• DO THIS: Locate the word "image" in the material, then show every line that holds it.
==== MATERIAL SHOWN
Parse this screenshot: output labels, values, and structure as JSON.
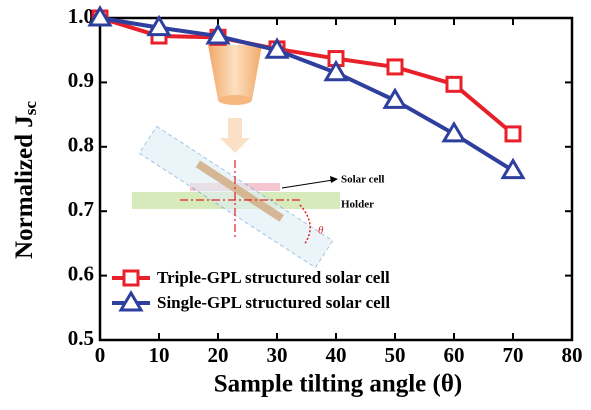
{
  "chart_data": {
    "type": "line",
    "xlabel": "Sample tilting angle (θ)",
    "ylabel": {
      "text": "Normalized J",
      "subscript": "sc"
    },
    "x": [
      0,
      10,
      20,
      30,
      40,
      50,
      60,
      70
    ],
    "series": [
      {
        "name": "Triple-GPL structured solar cell",
        "color": "#e8202a",
        "marker": "square",
        "values": [
          1.0,
          0.972,
          0.97,
          0.952,
          0.937,
          0.924,
          0.897,
          0.82
        ]
      },
      {
        "name": "Single-GPL structured solar cell",
        "color": "#2e3f9e",
        "marker": "triangle",
        "values": [
          1.0,
          0.985,
          0.972,
          0.95,
          0.915,
          0.872,
          0.82,
          0.763
        ]
      }
    ],
    "xlim": [
      0,
      80
    ],
    "xticks": [
      0,
      10,
      20,
      30,
      40,
      50,
      60,
      70,
      80
    ],
    "ylim": [
      0.5,
      1.0
    ],
    "yticks": [
      0.5,
      0.6,
      0.7,
      0.8,
      0.9,
      {
        "value": 1.0,
        "label": "1.0"
      }
    ],
    "legend": "lower left",
    "annotations": [
      "Solar cell",
      "Holder",
      "θ"
    ]
  }
}
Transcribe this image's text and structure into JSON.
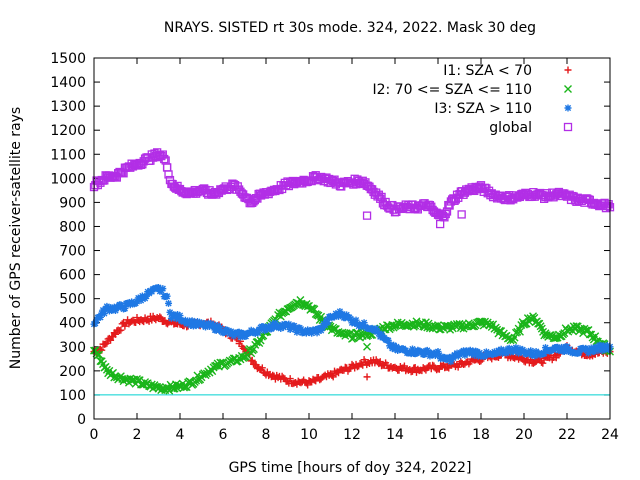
{
  "chart_data": {
    "type": "scatter",
    "title": "NRAYS. SISTED rt 30s mode. 324, 2022. Mask 30 deg",
    "xlabel": "GPS time [hours of doy 324, 2022]",
    "ylabel": "Number of GPS receiver-satellite rays",
    "xlim": [
      0,
      24
    ],
    "ylim": [
      0,
      1500
    ],
    "xticks": [
      "0",
      "2",
      "4",
      "6",
      "8",
      "10",
      "12",
      "14",
      "16",
      "18",
      "20",
      "22",
      "24"
    ],
    "yticks": [
      "0",
      "100",
      "200",
      "300",
      "400",
      "500",
      "600",
      "700",
      "800",
      "900",
      "1000",
      "1100",
      "1200",
      "1300",
      "1400",
      "1500"
    ],
    "reference_line": {
      "y": 100,
      "color": "#00d0d0"
    },
    "legend_position": "top-right",
    "series": [
      {
        "name": "I1: SZA < 70",
        "marker": "+",
        "color": "#e41a1c",
        "x": [
          0.0,
          0.3,
          0.6,
          1.0,
          1.5,
          2.0,
          2.5,
          3.0,
          3.3,
          3.6,
          4.0,
          4.5,
          5.0,
          5.5,
          6.0,
          6.5,
          7.0,
          7.3,
          7.6,
          8.0,
          8.5,
          9.0,
          9.5,
          10.0,
          10.5,
          11.0,
          11.5,
          12.0,
          12.5,
          13.0,
          13.5,
          14.0,
          14.5,
          15.0,
          15.5,
          16.0,
          16.5,
          17.0,
          17.5,
          18.0,
          18.5,
          19.0,
          19.5,
          20.0,
          20.5,
          21.0,
          21.5,
          22.0,
          22.5,
          23.0,
          23.5,
          24.0
        ],
        "values": [
          280,
          290,
          320,
          360,
          400,
          410,
          415,
          420,
          410,
          400,
          395,
          390,
          400,
          395,
          370,
          340,
          300,
          250,
          220,
          195,
          175,
          160,
          155,
          150,
          165,
          180,
          200,
          215,
          235,
          240,
          225,
          215,
          210,
          205,
          210,
          215,
          220,
          225,
          240,
          250,
          260,
          270,
          260,
          250,
          240,
          245,
          265,
          300,
          280,
          270,
          275,
          280
        ],
        "outliers": [
          {
            "x": 12.7,
            "y": 175
          },
          {
            "x": 17.1,
            "y": 230
          }
        ]
      },
      {
        "name": "I2: 70 <= SZA <= 110",
        "marker": "x",
        "color": "#1ab51a",
        "x": [
          0.0,
          0.3,
          0.6,
          1.0,
          1.5,
          2.0,
          2.5,
          3.0,
          3.5,
          4.0,
          4.5,
          5.0,
          5.5,
          6.0,
          6.5,
          7.0,
          7.5,
          8.0,
          8.5,
          9.0,
          9.3,
          9.6,
          10.0,
          10.5,
          11.0,
          11.5,
          12.0,
          12.5,
          13.0,
          13.5,
          14.0,
          14.5,
          15.0,
          15.5,
          16.0,
          16.5,
          17.0,
          17.5,
          18.0,
          18.5,
          19.0,
          19.5,
          20.0,
          20.3,
          20.6,
          21.0,
          21.5,
          22.0,
          22.5,
          23.0,
          23.5,
          24.0
        ],
        "values": [
          290,
          250,
          200,
          180,
          165,
          155,
          140,
          130,
          130,
          135,
          150,
          180,
          210,
          230,
          240,
          260,
          300,
          360,
          420,
          460,
          480,
          490,
          470,
          420,
          380,
          350,
          345,
          350,
          360,
          380,
          390,
          395,
          395,
          390,
          380,
          380,
          385,
          390,
          400,
          390,
          350,
          330,
          400,
          420,
          410,
          350,
          340,
          370,
          375,
          360,
          320,
          280
        ],
        "outliers": [
          {
            "x": 12.7,
            "y": 300
          }
        ]
      },
      {
        "name": "I3: SZA > 110",
        "marker": "*",
        "color": "#1f78e4",
        "x": [
          0.0,
          0.3,
          0.6,
          1.0,
          1.5,
          2.0,
          2.5,
          3.0,
          3.2,
          3.4,
          3.6,
          4.0,
          4.5,
          5.0,
          5.5,
          6.0,
          6.5,
          7.0,
          7.5,
          8.0,
          8.5,
          9.0,
          9.5,
          10.0,
          10.5,
          11.0,
          11.5,
          12.0,
          12.5,
          13.0,
          13.5,
          14.0,
          14.5,
          15.0,
          15.5,
          16.0,
          16.3,
          16.6,
          17.0,
          17.5,
          18.0,
          18.5,
          19.0,
          19.5,
          20.0,
          20.5,
          21.0,
          21.5,
          22.0,
          22.5,
          23.0,
          23.5,
          24.0
        ],
        "values": [
          400,
          430,
          460,
          460,
          470,
          490,
          520,
          540,
          530,
          500,
          430,
          420,
          400,
          390,
          385,
          370,
          350,
          350,
          365,
          380,
          390,
          385,
          370,
          360,
          370,
          420,
          440,
          410,
          390,
          380,
          330,
          290,
          285,
          280,
          275,
          270,
          245,
          250,
          270,
          280,
          270,
          265,
          280,
          290,
          280,
          270,
          285,
          295,
          290,
          280,
          285,
          295,
          300
        ],
        "outliers": []
      },
      {
        "name": "global",
        "marker": "square",
        "color": "#b22ee6",
        "x": [
          0.0,
          0.3,
          0.6,
          1.0,
          1.5,
          2.0,
          2.5,
          3.0,
          3.2,
          3.4,
          3.6,
          4.0,
          4.5,
          5.0,
          5.5,
          6.0,
          6.5,
          7.0,
          7.3,
          7.6,
          8.0,
          8.5,
          9.0,
          9.5,
          10.0,
          10.5,
          11.0,
          11.5,
          12.0,
          12.5,
          13.0,
          13.5,
          14.0,
          14.5,
          15.0,
          15.5,
          16.0,
          16.3,
          16.6,
          17.0,
          17.5,
          18.0,
          18.5,
          19.0,
          19.5,
          20.0,
          20.5,
          21.0,
          21.5,
          22.0,
          22.5,
          23.0,
          23.5,
          24.0
        ],
        "values": [
          975,
          990,
          1005,
          1010,
          1040,
          1060,
          1080,
          1100,
          1095,
          1050,
          980,
          950,
          940,
          950,
          935,
          955,
          970,
          930,
          900,
          920,
          940,
          955,
          975,
          985,
          995,
          1005,
          990,
          975,
          985,
          990,
          950,
          900,
          870,
          880,
          880,
          890,
          845,
          850,
          900,
          935,
          955,
          960,
          935,
          920,
          920,
          930,
          935,
          925,
          935,
          925,
          910,
          905,
          895,
          880
        ],
        "outliers": [
          {
            "x": 12.7,
            "y": 845
          },
          {
            "x": 16.1,
            "y": 810
          },
          {
            "x": 17.1,
            "y": 850
          },
          {
            "x": 3.4,
            "y": 1045
          }
        ]
      }
    ]
  }
}
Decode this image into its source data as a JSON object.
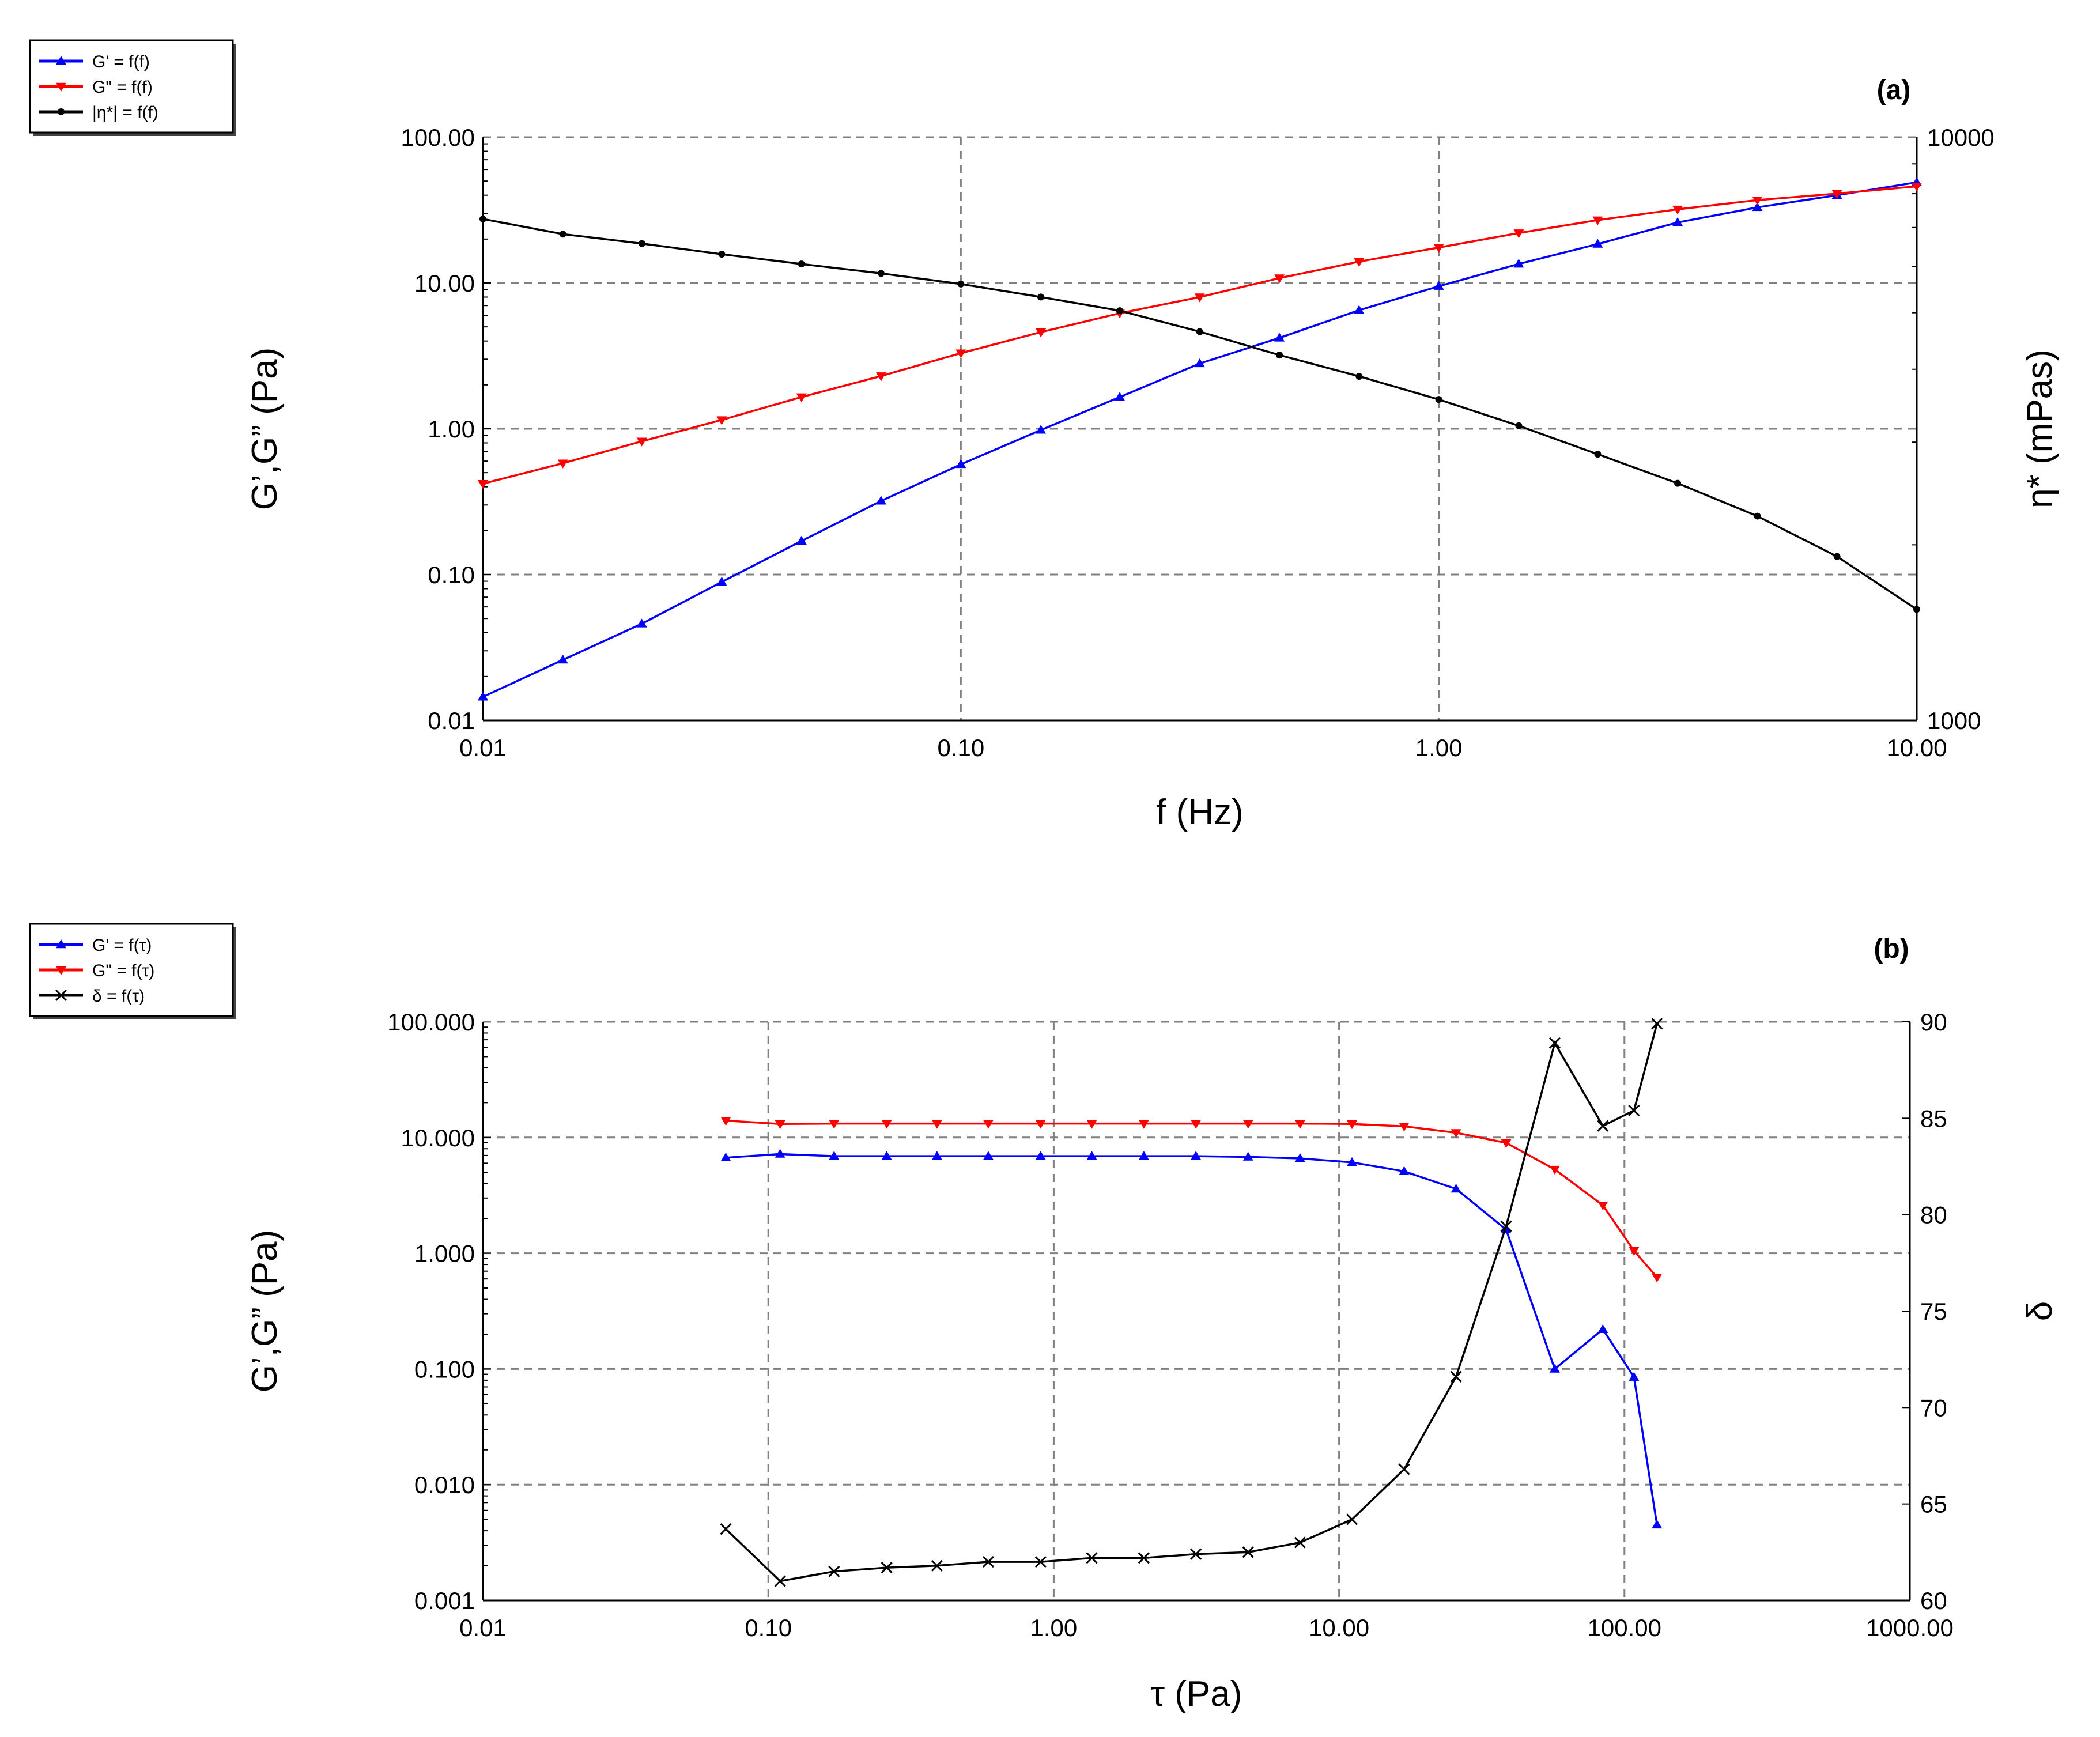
{
  "chart_data": [
    {
      "type": "line",
      "panel_label": "(a)",
      "xlabel": "f (Hz)",
      "ylabel": "G’,G” (Pa)",
      "y2label": "η* (mPas)",
      "xscale": "log",
      "yscale": "log",
      "y2scale": "log",
      "xlim": [
        0.01,
        10
      ],
      "ylim": [
        0.01,
        100
      ],
      "y2lim": [
        1000,
        10000
      ],
      "x_ticks": [
        "0.01",
        "0.10",
        "1.00",
        "10.00"
      ],
      "y_ticks": [
        "0.01",
        "0.10",
        "1.00",
        "10.00",
        "100.00"
      ],
      "y2_ticks": [
        "1000",
        "10000"
      ],
      "grid": true,
      "legend_position": "top-left-outside",
      "series": [
        {
          "name": "G' = f(f)",
          "axis": "left",
          "color": "#0000ff",
          "marker": "triangle-up",
          "x": [
            0.01,
            0.0147,
            0.0215,
            0.0316,
            0.0464,
            0.0681,
            0.1,
            0.147,
            0.215,
            0.316,
            0.464,
            0.681,
            1.0,
            1.47,
            2.15,
            3.16,
            4.64,
            6.81,
            10.0
          ],
          "y": [
            0.0145,
            0.026,
            0.046,
            0.089,
            0.17,
            0.32,
            0.57,
            0.98,
            1.65,
            2.8,
            4.2,
            6.5,
            9.5,
            13.5,
            18.5,
            26,
            33,
            40,
            49
          ]
        },
        {
          "name": "G\" = f(f)",
          "axis": "left",
          "color": "#ff0000",
          "marker": "triangle-down",
          "x": [
            0.01,
            0.0147,
            0.0215,
            0.0316,
            0.0464,
            0.0681,
            0.1,
            0.147,
            0.215,
            0.316,
            0.464,
            0.681,
            1.0,
            1.47,
            2.15,
            3.16,
            4.64,
            6.81,
            10.0
          ],
          "y": [
            0.42,
            0.58,
            0.82,
            1.15,
            1.65,
            2.3,
            3.3,
            4.6,
            6.2,
            8.0,
            10.8,
            14.0,
            17.5,
            22,
            27,
            32,
            37,
            41,
            46
          ]
        },
        {
          "name": "|η*| = f(f)",
          "axis": "right",
          "color": "#000000",
          "marker": "dot",
          "x": [
            0.01,
            0.0147,
            0.0215,
            0.0316,
            0.0464,
            0.0681,
            0.1,
            0.147,
            0.215,
            0.316,
            0.464,
            0.681,
            1.0,
            1.47,
            2.15,
            3.16,
            4.64,
            6.81,
            10.0
          ],
          "y": [
            7240,
            6820,
            6570,
            6300,
            6060,
            5840,
            5600,
            5320,
            5040,
            4640,
            4230,
            3890,
            3550,
            3200,
            2860,
            2550,
            2240,
            1910,
            1550
          ]
        }
      ]
    },
    {
      "type": "line",
      "panel_label": "(b)",
      "xlabel": "τ (Pa)",
      "ylabel": "G’,G” (Pa)",
      "y2label": "δ",
      "xscale": "log",
      "yscale": "log",
      "y2scale": "linear",
      "xlim": [
        0.01,
        1000
      ],
      "ylim": [
        0.001,
        100
      ],
      "y2lim": [
        60,
        90
      ],
      "x_ticks": [
        "0.01",
        "0.10",
        "1.00",
        "10.00",
        "100.00",
        "1000.00"
      ],
      "y_ticks": [
        "0.001",
        "0.010",
        "0.100",
        "1.000",
        "10.000",
        "100.000"
      ],
      "y2_ticks": [
        "60",
        "65",
        "70",
        "75",
        "80",
        "85",
        "90"
      ],
      "grid": true,
      "legend_position": "top-left-outside",
      "series": [
        {
          "name": "G' = f(τ)",
          "axis": "left",
          "color": "#0000ff",
          "marker": "triangle-up",
          "x": [
            0.071,
            0.11,
            0.17,
            0.26,
            0.39,
            0.59,
            0.9,
            1.36,
            2.07,
            3.15,
            4.8,
            7.3,
            11.1,
            16.9,
            25.7,
            38.5,
            57,
            84,
            108,
            130
          ],
          "y": [
            6.7,
            7.2,
            6.9,
            6.9,
            6.9,
            6.9,
            6.9,
            6.9,
            6.9,
            6.9,
            6.8,
            6.6,
            6.1,
            5.1,
            3.6,
            1.6,
            0.1,
            0.22,
            0.085,
            0.0045
          ]
        },
        {
          "name": "G\" = f(τ)",
          "axis": "left",
          "color": "#ff0000",
          "marker": "triangle-down",
          "x": [
            0.071,
            0.11,
            0.17,
            0.26,
            0.39,
            0.59,
            0.9,
            1.36,
            2.07,
            3.15,
            4.8,
            7.3,
            11.1,
            16.9,
            25.7,
            38.5,
            57,
            84,
            108,
            130
          ],
          "y": [
            14,
            13.1,
            13.2,
            13.2,
            13.2,
            13.2,
            13.2,
            13.2,
            13.2,
            13.2,
            13.2,
            13.2,
            13.1,
            12.5,
            11,
            9,
            5.3,
            2.6,
            1.05,
            0.62
          ]
        },
        {
          "name": "δ = f(τ)",
          "axis": "right",
          "color": "#000000",
          "marker": "cross",
          "x": [
            0.071,
            0.11,
            0.17,
            0.26,
            0.39,
            0.59,
            0.9,
            1.36,
            2.07,
            3.15,
            4.8,
            7.3,
            11.1,
            16.9,
            25.7,
            38.5,
            57,
            84,
            108,
            130
          ],
          "y": [
            63.7,
            61.0,
            61.5,
            61.7,
            61.8,
            62.0,
            62.0,
            62.2,
            62.2,
            62.4,
            62.5,
            63.0,
            64.2,
            66.8,
            71.6,
            79.4,
            88.9,
            84.6,
            85.4,
            89.9
          ]
        }
      ]
    }
  ]
}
========
• FULL OUTPUT:
Transcribe this image's text and structure into JSON.
Decode this image into its source data as a JSON object.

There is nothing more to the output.